-- INFORMATION GIVEN start --

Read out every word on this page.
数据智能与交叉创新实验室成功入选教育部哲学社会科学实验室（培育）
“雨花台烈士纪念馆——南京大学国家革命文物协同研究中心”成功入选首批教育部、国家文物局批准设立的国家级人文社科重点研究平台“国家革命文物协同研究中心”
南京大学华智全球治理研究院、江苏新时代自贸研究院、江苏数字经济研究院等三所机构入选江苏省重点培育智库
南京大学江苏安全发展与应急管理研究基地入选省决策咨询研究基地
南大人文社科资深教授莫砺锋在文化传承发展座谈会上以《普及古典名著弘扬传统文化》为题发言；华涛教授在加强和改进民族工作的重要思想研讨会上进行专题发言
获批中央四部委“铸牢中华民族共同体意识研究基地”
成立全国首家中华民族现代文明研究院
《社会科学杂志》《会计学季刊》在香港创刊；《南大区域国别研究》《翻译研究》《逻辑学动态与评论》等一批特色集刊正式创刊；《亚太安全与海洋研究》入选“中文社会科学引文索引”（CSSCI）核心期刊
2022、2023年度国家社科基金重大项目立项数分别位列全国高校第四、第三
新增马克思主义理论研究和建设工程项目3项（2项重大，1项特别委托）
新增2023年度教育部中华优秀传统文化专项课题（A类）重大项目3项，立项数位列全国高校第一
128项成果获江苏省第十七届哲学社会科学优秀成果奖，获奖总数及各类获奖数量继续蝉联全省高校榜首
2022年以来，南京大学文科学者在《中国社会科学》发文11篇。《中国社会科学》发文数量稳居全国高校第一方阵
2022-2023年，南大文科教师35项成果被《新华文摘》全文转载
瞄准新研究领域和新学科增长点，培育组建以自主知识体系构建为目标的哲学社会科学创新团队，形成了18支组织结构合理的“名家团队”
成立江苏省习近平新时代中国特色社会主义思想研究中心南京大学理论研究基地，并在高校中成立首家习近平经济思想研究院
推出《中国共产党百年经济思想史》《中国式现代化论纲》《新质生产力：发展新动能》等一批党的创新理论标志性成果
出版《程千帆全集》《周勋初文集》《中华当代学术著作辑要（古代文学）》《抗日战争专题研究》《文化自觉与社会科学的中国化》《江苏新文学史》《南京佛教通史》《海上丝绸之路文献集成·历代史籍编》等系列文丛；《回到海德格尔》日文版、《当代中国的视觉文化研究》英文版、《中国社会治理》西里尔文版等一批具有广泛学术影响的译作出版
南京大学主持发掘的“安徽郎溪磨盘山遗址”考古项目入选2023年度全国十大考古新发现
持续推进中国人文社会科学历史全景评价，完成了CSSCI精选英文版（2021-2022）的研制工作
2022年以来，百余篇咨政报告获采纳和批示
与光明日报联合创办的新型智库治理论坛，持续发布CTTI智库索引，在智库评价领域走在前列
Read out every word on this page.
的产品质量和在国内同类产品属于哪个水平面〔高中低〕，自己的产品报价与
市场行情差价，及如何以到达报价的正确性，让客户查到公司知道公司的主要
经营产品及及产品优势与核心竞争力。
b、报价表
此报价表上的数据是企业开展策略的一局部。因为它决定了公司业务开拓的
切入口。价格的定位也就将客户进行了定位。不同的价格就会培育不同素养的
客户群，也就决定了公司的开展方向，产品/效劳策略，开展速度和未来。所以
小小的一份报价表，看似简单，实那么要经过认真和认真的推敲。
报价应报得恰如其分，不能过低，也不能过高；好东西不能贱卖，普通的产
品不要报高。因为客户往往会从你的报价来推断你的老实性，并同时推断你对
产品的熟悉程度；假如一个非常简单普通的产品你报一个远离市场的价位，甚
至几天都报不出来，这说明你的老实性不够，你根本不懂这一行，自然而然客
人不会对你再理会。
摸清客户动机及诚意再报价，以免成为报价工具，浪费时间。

-- INFORMATION GIVEN end --

→ EXERCISE DESCRIPTION: Exactly as shown, repeat every record.

→ OUTPUT FOR THIS EXERCISE:
Read out every word on this page.
数据智能与交叉创新实验室成功入选教育部哲学社会科学实验室（培育）
“雨花台烈士纪念馆——南京大学国家革命文物协同研究中心”成功入选首批教育部、国家文物局批准设立的国家级人文社科重点研究平台“国家革命文物协同研究中心”
南京大学华智全球治理研究院、江苏新时代自贸研究院、江苏数字经济研究院等三所机构入选江苏省重点培育智库
南京大学江苏安全发展与应急管理研究基地入选省决策咨询研究基地
南大人文社科资深教授莫砺锋在文化传承发展座谈会上以《普及古典名著弘扬传统文化》为题发言；华涛教授在加强和改进民族工作的重要思想研讨会上进行专题发言
获批中央四部委“铸牢中华民族共同体意识研究基地”
成立全国首家中华民族现代文明研究院
《社会科学杂志》《会计学季刊》在香港创刊；《南大区域国别研究》《翻译研究》《逻辑学动态与评论》等一批特色集刊正式创刊；《亚太安全与海洋研究》入选“中文社会科学引文索引”（CSSCI）核心期刊
2022、2023年度国家社科基金重大项目立项数分别位列全国高校第四、第三
新增马克思主义理论研究和建设工程项目3项（2项重大，1项特别委托）
新增2023年度教育部中华优秀传统文化专项课题（A类）重大项目3项，立项数位列全国高校第一
128项成果获江苏省第十七届哲学社会科学优秀成果奖，获奖总数及各类获奖数量继续蝉联全省高校榜首
2022年以来，南京大学文科学者在《中国社会科学》发文11篇。《中国社会科学》发文数量稳居全国高校第一方阵
2022-2023年，南大文科教师35项成果被《新华文摘》全文转载
瞄准新研究领域和新学科增长点，培育组建以自主知识体系构建为目标的哲学社会科学创新团队，形成了18支组织结构合理的“名家团队”
成立江苏省习近平新时代中国特色社会主义思想研究中心南京大学理论研究基地，并在高校中成立首家习近平经济思想研究院
推出《中国共产党百年经济思想史》《中国式现代化论纲》《新质生产力：发展新动能》等一批党的创新理论标志性成果
出版《程千帆全集》《周勋初文集》《中华当代学术著作辑要（古代文学）》《抗日战争专题研究》《文化自觉与社会科学的中国化》《江苏新文学史》《南京佛教通史》《海上丝绸之路文献集成·历代史籍编》等系列文丛；《回到海德格尔》日文版、《当代中国的视觉文化研究》英文版、《中国社会治理》西里尔文版等一批具有广泛学术影响的译作出版
南京大学主持发掘的“安徽郎溪磨盘山遗址”考古项目入选2023年度全国十大考古新发现
持续推进中国人文社会科学历史全景评价，完成了CSSCI精选英文版（2021-2022）的研制工作
2022年以来，百余篇咨政报告获采纳和批示
与光明日报联合创办的新型智库治理论坛，持续发布CTTI智库索引，在智库评价领域走在前列
Read out every word on this page.
的产品质量和在国内同类产品属于哪个水平面〔高中低〕，自己的产品报价与
市场行情差价，及如何以到达报价的正确性，让客户查到公司知道公司的主要
经营产品及及产品优势与核心竞争力。
b、报价表
此报价表上的数据是企业开展策略的一局部。因为它决定了公司业务开拓的
切入口。价格的定位也就将客户进行了定位。不同的价格就会培育不同素养的
客户群，也就决定了公司的开展方向，产品/效劳策略，开展速度和未来。所以
小小的一份报价表，看似简单，实那么要经过认真和认真的推敲。
报价应报得恰如其分，不能过低，也不能过高；好东西不能贱卖，普通的产
品不要报高。因为客户往往会从你的报价来推断你的老实性，并同时推断你对
产品的熟悉程度；假如一个非常简单普通的产品你报一个远离市场的价位，甚
至几天都报不出来，这说明你的老实性不够，你根本不懂这一行，自然而然客
人不会对你再理会。
摸清客户动机及诚意再报价，以免成为报价工具，浪费时间。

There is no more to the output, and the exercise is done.